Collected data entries

◇ ◇ ◇ ◇ ◇

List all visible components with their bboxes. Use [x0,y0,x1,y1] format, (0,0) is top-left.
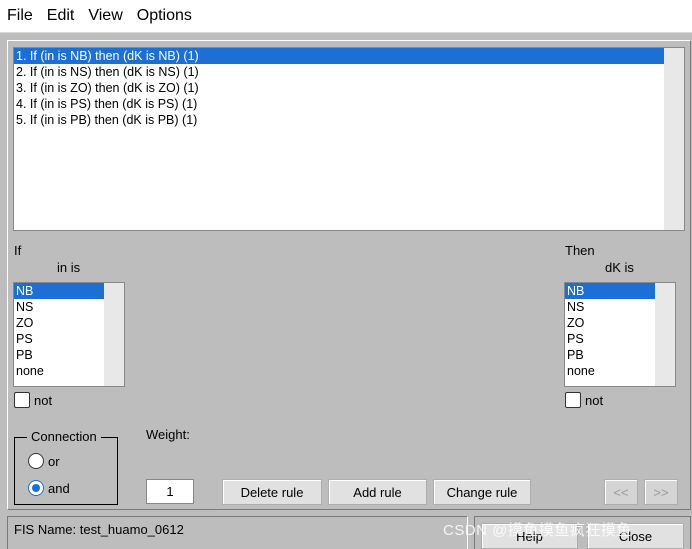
connection-title: Connection [27,429,101,444]
csdn-watermark: CSDN @摸鱼摸鱼疯狂摸鱼 [443,522,632,539]
rule-item[interactable]: 3. If (in is ZO) then (dK is ZO) (1) [14,80,684,96]
menu-view[interactable]: View [81,7,129,25]
then-list-scrollbar[interactable] [655,283,675,386]
then-variable-label: dK is [605,260,634,275]
menu-options[interactable]: Options [130,7,199,25]
if-label: If [14,243,22,258]
or-radio[interactable] [28,453,44,469]
menu-file[interactable]: File [0,7,40,25]
delete-rule-button[interactable]: Delete rule [222,479,322,505]
rules-scrollbar[interactable] [664,48,684,230]
status-bar: FIS Name: test_huamo_0612 [7,516,468,549]
then-not-label: not [585,393,604,408]
menu-edit[interactable]: Edit [40,7,82,25]
or-label: or [48,454,60,469]
rule-item[interactable]: 1. If (in is NB) then (dK is NB) (1) [14,48,664,64]
fis-name-text: FIS Name: test_huamo_0612 [14,522,184,537]
if-not-checkbox[interactable] [14,392,30,408]
if-list-scrollbar[interactable] [104,283,124,386]
add-rule-button[interactable]: Add rule [328,479,427,505]
then-option[interactable]: NB [565,283,655,299]
and-label: and [48,481,70,496]
rule-item[interactable]: 2. If (in is NS) then (dK is NS) (1) [14,64,684,80]
weight-label: Weight: [146,427,190,442]
then-not-checkbox[interactable] [565,392,581,408]
then-membership-list[interactable]: NB NS ZO PS PB none [564,282,676,387]
next-button[interactable]: >> [644,479,678,505]
menu-bar: File Edit View Options [0,0,692,33]
change-rule-button[interactable]: Change rule [433,479,531,505]
if-variable-label: in is [57,260,81,275]
rule-item[interactable]: 4. If (in is PS) then (dK is PS) (1) [14,96,684,112]
and-radio[interactable] [28,480,44,496]
rules-list[interactable]: 1. If (in is NB) then (dK is NB) (1) 2. … [13,47,685,231]
if-membership-list[interactable]: NB NS ZO PS PB none [13,282,125,387]
connection-group: Connection or and [14,429,118,505]
if-option[interactable]: NB [14,283,104,299]
weight-input[interactable]: 1 [146,479,194,504]
rule-item[interactable]: 5. If (in is PB) then (dK is PB) (1) [14,112,684,128]
then-label: Then [565,243,595,258]
if-not-label: not [34,393,53,408]
prev-button[interactable]: << [604,479,638,505]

◇ ◇ ◇ ◇ ◇

◆ **WRITTEN EXERCISE**
Gather every line in the rows above that contains the string "none", with case counting toward a match.

◆ **EXPECTED ANSWER**
then-membership-list[interactable]: NB NS ZO PS PB none [564,282,676,387]
if-membership-list[interactable]: NB NS ZO PS PB none [13,282,125,387]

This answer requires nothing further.